··· Material for this task ···

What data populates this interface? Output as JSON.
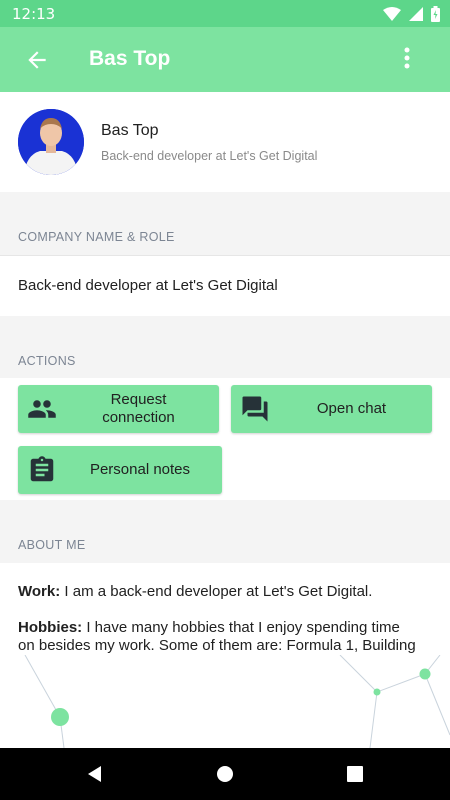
{
  "status_bar": {
    "time": "12:13"
  },
  "app_bar": {
    "title": "Bas Top"
  },
  "profile": {
    "name": "Bas Top",
    "role": "Back-end developer at Let's Get Digital"
  },
  "sections": {
    "company": {
      "header": "COMPANY NAME & ROLE",
      "value": "Back-end developer at Let's Get Digital"
    },
    "actions": {
      "header": "ACTIONS",
      "buttons": [
        {
          "label_line1": "Request",
          "label_line2": "connection",
          "icon": "people-icon"
        },
        {
          "label": "Open chat",
          "icon": "chat-icon"
        },
        {
          "label": "Personal notes",
          "icon": "clipboard-icon"
        }
      ]
    },
    "about": {
      "header": "ABOUT ME",
      "work_label": "Work:",
      "work_text": " I am a back-end developer at Let's Get Digital.",
      "hobbies_label": "Hobbies:",
      "hobbies_text_1": " I have many hobbies that I enjoy spending time",
      "hobbies_text_2": "on besides my work. Some of them are: Formula 1, Building"
    }
  },
  "colors": {
    "status_bar": "#5dd68a",
    "app_bar": "#7de3a0",
    "button": "#7de3a0",
    "avatar_bg": "#1a32d4"
  }
}
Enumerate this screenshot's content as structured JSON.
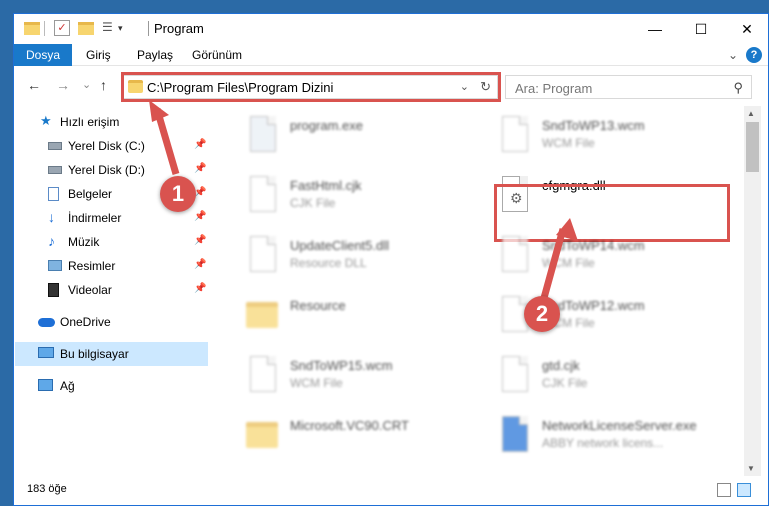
{
  "window": {
    "title": "Program",
    "controls": {
      "minimize": "—",
      "maximize": "☐",
      "close": "✕"
    }
  },
  "ribbon": {
    "tabs": [
      {
        "label": "Dosya"
      },
      {
        "label": "Giriş"
      },
      {
        "label": "Paylaş"
      },
      {
        "label": "Görünüm"
      }
    ],
    "help": "?"
  },
  "nav": {
    "back": "←",
    "forward": "→",
    "recent": "⌄",
    "up": "↑",
    "address": "C:\\Program Files\\Program Dizini",
    "search_placeholder": "Ara: Program"
  },
  "sidebar": {
    "items": [
      {
        "label": "Hızlı erişim",
        "icon": "star-icon"
      },
      {
        "label": "Yerel Disk (C:)",
        "icon": "drive-icon",
        "pinned": true
      },
      {
        "label": "Yerel Disk (D:)",
        "icon": "drive-icon",
        "pinned": true
      },
      {
        "label": "Belgeler",
        "icon": "documents-icon",
        "pinned": true
      },
      {
        "label": "İndirmeler",
        "icon": "download-icon",
        "pinned": true
      },
      {
        "label": "Müzik",
        "icon": "music-icon",
        "pinned": true
      },
      {
        "label": "Resimler",
        "icon": "pictures-icon",
        "pinned": true
      },
      {
        "label": "Videolar",
        "icon": "videos-icon",
        "pinned": true
      },
      {
        "label": "OneDrive",
        "icon": "cloud-icon"
      },
      {
        "label": "Bu bilgisayar",
        "icon": "computer-icon",
        "selected": true
      },
      {
        "label": "Ağ",
        "icon": "network-icon"
      }
    ]
  },
  "files": [
    {
      "name": "program.exe",
      "type": "",
      "kind": "exe"
    },
    {
      "name": "SndToWP13.wcm",
      "type": "WCM File",
      "kind": "doc"
    },
    {
      "name": "FastHtml.cjk",
      "type": "CJK File",
      "kind": "doc"
    },
    {
      "name": "cfgmgra.dll",
      "type": "",
      "kind": "dll"
    },
    {
      "name": "UpdateClient5.dll",
      "type": "Resource DLL",
      "kind": "dll"
    },
    {
      "name": "SndToWP14.wcm",
      "type": "WCM File",
      "kind": "doc"
    },
    {
      "name": "Resource",
      "type": "",
      "kind": "folder"
    },
    {
      "name": "SndToWP12.wcm",
      "type": "WCM File",
      "kind": "doc"
    },
    {
      "name": "SndToWP15.wcm",
      "type": "WCM File",
      "kind": "doc"
    },
    {
      "name": "gtd.cjk",
      "type": "CJK File",
      "kind": "doc"
    },
    {
      "name": "Microsoft.VC90.CRT",
      "type": "",
      "kind": "folder"
    },
    {
      "name": "NetworkLicenseServer.exe",
      "type": "ABBY network licens...",
      "kind": "exe"
    }
  ],
  "status": {
    "count": "183 öğe"
  },
  "annotations": {
    "step1": "1",
    "step2": "2"
  },
  "colors": {
    "accent": "#1979ca",
    "highlight": "#d9534f",
    "selected": "#cce8ff"
  }
}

···

### Task details
Using the material above, set down every line exactly, but skip the pictures.

### Written response
What data populates this interface? Output as JSON.
{
  "status_bar": {
    "time": "12:13"
  },
  "app_bar": {
    "title": "Bas Top"
  },
  "profile": {
    "name": "Bas Top",
    "role": "Back-end developer at Let's Get Digital"
  },
  "sections": {
    "company": {
      "header": "COMPANY NAME & ROLE",
      "value": "Back-end developer at Let's Get Digital"
    },
    "actions": {
      "header": "ACTIONS",
      "buttons": [
        {
          "label_line1": "Request",
          "label_line2": "connection",
          "icon": "people-icon"
        },
        {
          "label": "Open chat",
          "icon": "chat-icon"
        },
        {
          "label": "Personal notes",
          "icon": "clipboard-icon"
        }
      ]
    },
    "about": {
      "header": "ABOUT ME",
      "work_label": "Work:",
      "work_text": " I am a back-end developer at Let's Get Digital.",
      "hobbies_label": "Hobbies:",
      "hobbies_text_1": " I have many hobbies that I enjoy spending time",
      "hobbies_text_2": "on besides my work. Some of them are: Formula 1, Building"
    }
  },
  "colors": {
    "status_bar": "#5dd68a",
    "app_bar": "#7de3a0",
    "button": "#7de3a0",
    "avatar_bg": "#1a32d4"
  }
}
Enumerate this screenshot's content as structured JSON.
{
  "window": {
    "title": "Program",
    "controls": {
      "minimize": "—",
      "maximize": "☐",
      "close": "✕"
    }
  },
  "ribbon": {
    "tabs": [
      {
        "label": "Dosya"
      },
      {
        "label": "Giriş"
      },
      {
        "label": "Paylaş"
      },
      {
        "label": "Görünüm"
      }
    ],
    "help": "?"
  },
  "nav": {
    "back": "←",
    "forward": "→",
    "recent": "⌄",
    "up": "↑",
    "address": "C:\\Program Files\\Program Dizini",
    "search_placeholder": "Ara: Program"
  },
  "sidebar": {
    "items": [
      {
        "label": "Hızlı erişim",
        "icon": "star-icon"
      },
      {
        "label": "Yerel Disk (C:)",
        "icon": "drive-icon",
        "pinned": true
      },
      {
        "label": "Yerel Disk (D:)",
        "icon": "drive-icon",
        "pinned": true
      },
      {
        "label": "Belgeler",
        "icon": "documents-icon",
        "pinned": true
      },
      {
        "label": "İndirmeler",
        "icon": "download-icon",
        "pinned": true
      },
      {
        "label": "Müzik",
        "icon": "music-icon",
        "pinned": true
      },
      {
        "label": "Resimler",
        "icon": "pictures-icon",
        "pinned": true
      },
      {
        "label": "Videolar",
        "icon": "videos-icon",
        "pinned": true
      },
      {
        "label": "OneDrive",
        "icon": "cloud-icon"
      },
      {
        "label": "Bu bilgisayar",
        "icon": "computer-icon",
        "selected": true
      },
      {
        "label": "Ağ",
        "icon": "network-icon"
      }
    ]
  },
  "files": [
    {
      "name": "program.exe",
      "type": "",
      "kind": "exe"
    },
    {
      "name": "SndToWP13.wcm",
      "type": "WCM File",
      "kind": "doc"
    },
    {
      "name": "FastHtml.cjk",
      "type": "CJK File",
      "kind": "doc"
    },
    {
      "name": "cfgmgra.dll",
      "type": "",
      "kind": "dll"
    },
    {
      "name": "UpdateClient5.dll",
      "type": "Resource DLL",
      "kind": "dll"
    },
    {
      "name": "SndToWP14.wcm",
      "type": "WCM File",
      "kind": "doc"
    },
    {
      "name": "Resource",
      "type": "",
      "kind": "folder"
    },
    {
      "name": "SndToWP12.wcm",
      "type": "WCM File",
      "kind": "doc"
    },
    {
      "name": "SndToWP15.wcm",
      "type": "WCM File",
      "kind": "doc"
    },
    {
      "name": "gtd.cjk",
      "type": "CJK File",
      "kind": "doc"
    },
    {
      "name": "Microsoft.VC90.CRT",
      "type": "",
      "kind": "folder"
    },
    {
      "name": "NetworkLicenseServer.exe",
      "type": "ABBY network licens...",
      "kind": "exe"
    }
  ],
  "status": {
    "count": "183 öğe"
  },
  "annotations": {
    "step1": "1",
    "step2": "2"
  },
  "colors": {
    "accent": "#1979ca",
    "highlight": "#d9534f",
    "selected": "#cce8ff"
  }
}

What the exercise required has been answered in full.